* [PROVIDED ENTRIES]
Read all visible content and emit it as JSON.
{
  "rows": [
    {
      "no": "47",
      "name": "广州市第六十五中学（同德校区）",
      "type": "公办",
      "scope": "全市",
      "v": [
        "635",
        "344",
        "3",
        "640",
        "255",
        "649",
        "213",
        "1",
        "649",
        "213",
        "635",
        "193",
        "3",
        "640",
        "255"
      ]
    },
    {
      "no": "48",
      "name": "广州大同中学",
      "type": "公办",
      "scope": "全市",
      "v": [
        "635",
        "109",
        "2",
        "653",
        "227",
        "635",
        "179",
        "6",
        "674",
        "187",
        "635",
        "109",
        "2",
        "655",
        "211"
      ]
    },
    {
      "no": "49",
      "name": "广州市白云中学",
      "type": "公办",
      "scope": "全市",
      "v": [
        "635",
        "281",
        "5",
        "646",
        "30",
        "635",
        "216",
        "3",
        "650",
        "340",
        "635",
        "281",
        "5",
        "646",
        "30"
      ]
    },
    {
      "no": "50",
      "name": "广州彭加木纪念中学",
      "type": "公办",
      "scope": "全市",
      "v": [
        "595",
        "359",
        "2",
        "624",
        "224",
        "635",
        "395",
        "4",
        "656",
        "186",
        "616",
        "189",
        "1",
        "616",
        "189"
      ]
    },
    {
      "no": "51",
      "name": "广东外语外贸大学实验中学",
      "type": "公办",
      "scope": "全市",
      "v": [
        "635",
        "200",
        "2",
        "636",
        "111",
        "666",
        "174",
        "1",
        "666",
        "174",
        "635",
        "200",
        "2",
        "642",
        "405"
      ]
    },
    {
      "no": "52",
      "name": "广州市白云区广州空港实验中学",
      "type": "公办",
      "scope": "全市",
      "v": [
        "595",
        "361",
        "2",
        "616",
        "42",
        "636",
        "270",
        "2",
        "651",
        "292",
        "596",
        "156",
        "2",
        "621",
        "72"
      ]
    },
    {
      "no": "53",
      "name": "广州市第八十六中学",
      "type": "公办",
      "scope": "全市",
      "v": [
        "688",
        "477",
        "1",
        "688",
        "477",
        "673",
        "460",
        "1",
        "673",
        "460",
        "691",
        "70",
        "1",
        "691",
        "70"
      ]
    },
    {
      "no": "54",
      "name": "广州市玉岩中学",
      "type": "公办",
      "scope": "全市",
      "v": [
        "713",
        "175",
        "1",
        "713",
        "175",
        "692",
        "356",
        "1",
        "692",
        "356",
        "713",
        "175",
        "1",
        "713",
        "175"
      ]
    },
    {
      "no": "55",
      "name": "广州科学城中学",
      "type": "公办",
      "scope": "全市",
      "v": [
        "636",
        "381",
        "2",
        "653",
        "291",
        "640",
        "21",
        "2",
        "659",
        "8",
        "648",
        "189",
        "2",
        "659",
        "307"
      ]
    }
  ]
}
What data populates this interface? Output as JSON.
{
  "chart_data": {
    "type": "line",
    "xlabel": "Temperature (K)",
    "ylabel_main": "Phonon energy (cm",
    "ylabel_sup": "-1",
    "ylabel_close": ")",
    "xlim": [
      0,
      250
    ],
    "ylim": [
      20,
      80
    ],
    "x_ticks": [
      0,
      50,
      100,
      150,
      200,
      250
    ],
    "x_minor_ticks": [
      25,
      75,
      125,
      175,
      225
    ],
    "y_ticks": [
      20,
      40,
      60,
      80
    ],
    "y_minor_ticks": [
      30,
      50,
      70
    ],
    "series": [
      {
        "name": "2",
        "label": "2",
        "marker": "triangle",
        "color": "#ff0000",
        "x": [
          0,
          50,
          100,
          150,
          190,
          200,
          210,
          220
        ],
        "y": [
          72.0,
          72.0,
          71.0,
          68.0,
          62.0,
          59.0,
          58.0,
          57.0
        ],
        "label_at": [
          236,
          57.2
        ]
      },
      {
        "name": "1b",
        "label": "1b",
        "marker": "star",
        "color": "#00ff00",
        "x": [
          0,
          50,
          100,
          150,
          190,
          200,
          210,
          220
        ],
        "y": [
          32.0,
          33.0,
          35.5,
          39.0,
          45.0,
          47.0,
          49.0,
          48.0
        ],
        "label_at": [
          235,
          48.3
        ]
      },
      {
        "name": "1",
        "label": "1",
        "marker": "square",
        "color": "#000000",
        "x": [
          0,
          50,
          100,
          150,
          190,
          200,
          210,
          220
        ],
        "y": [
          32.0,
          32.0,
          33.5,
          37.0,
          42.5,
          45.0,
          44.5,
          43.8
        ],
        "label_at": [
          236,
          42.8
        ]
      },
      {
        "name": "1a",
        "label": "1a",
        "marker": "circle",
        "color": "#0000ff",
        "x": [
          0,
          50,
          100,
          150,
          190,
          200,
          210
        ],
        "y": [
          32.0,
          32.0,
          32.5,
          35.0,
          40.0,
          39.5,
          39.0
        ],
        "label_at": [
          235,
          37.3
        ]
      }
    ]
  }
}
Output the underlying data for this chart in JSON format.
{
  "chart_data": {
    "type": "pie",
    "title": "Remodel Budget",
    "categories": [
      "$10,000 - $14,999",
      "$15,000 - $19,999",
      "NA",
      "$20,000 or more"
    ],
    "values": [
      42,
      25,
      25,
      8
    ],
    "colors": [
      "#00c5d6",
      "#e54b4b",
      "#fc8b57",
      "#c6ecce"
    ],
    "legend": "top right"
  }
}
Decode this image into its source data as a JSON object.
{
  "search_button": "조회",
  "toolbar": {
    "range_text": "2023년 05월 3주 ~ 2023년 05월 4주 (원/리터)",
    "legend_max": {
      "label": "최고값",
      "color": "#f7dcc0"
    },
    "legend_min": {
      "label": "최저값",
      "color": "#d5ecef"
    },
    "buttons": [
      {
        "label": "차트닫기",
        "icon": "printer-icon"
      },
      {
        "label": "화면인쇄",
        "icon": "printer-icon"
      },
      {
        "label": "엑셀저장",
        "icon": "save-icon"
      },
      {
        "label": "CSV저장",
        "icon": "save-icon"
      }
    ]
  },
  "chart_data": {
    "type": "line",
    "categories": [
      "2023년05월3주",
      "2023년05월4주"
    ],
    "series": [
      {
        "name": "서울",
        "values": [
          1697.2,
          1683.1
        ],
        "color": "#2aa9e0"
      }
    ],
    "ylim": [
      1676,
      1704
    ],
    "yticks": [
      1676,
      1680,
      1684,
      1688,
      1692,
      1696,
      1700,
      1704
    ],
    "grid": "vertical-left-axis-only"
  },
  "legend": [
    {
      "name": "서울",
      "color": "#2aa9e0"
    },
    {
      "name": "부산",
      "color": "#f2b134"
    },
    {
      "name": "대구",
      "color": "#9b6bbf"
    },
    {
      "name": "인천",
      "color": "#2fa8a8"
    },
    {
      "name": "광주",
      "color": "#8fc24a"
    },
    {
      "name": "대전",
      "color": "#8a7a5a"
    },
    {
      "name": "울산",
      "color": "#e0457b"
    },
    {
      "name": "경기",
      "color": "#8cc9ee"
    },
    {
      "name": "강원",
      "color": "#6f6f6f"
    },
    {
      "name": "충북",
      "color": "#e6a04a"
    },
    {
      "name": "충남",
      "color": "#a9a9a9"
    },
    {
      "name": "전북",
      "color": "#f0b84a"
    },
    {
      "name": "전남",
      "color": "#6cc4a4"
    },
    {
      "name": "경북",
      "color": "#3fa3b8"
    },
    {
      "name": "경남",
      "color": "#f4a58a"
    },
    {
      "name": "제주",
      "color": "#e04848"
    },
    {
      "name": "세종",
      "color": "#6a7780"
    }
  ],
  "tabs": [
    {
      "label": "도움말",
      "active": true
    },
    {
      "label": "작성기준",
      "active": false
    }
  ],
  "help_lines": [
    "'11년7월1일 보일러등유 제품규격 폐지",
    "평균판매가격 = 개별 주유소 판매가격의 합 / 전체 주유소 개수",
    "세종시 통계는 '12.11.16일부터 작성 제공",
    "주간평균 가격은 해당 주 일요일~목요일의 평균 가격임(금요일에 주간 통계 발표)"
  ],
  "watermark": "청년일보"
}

* [TO DO]
Only a number is wanted: how many lines of the data above contain "JSON"?

* [REPLY TO THE TASK]
4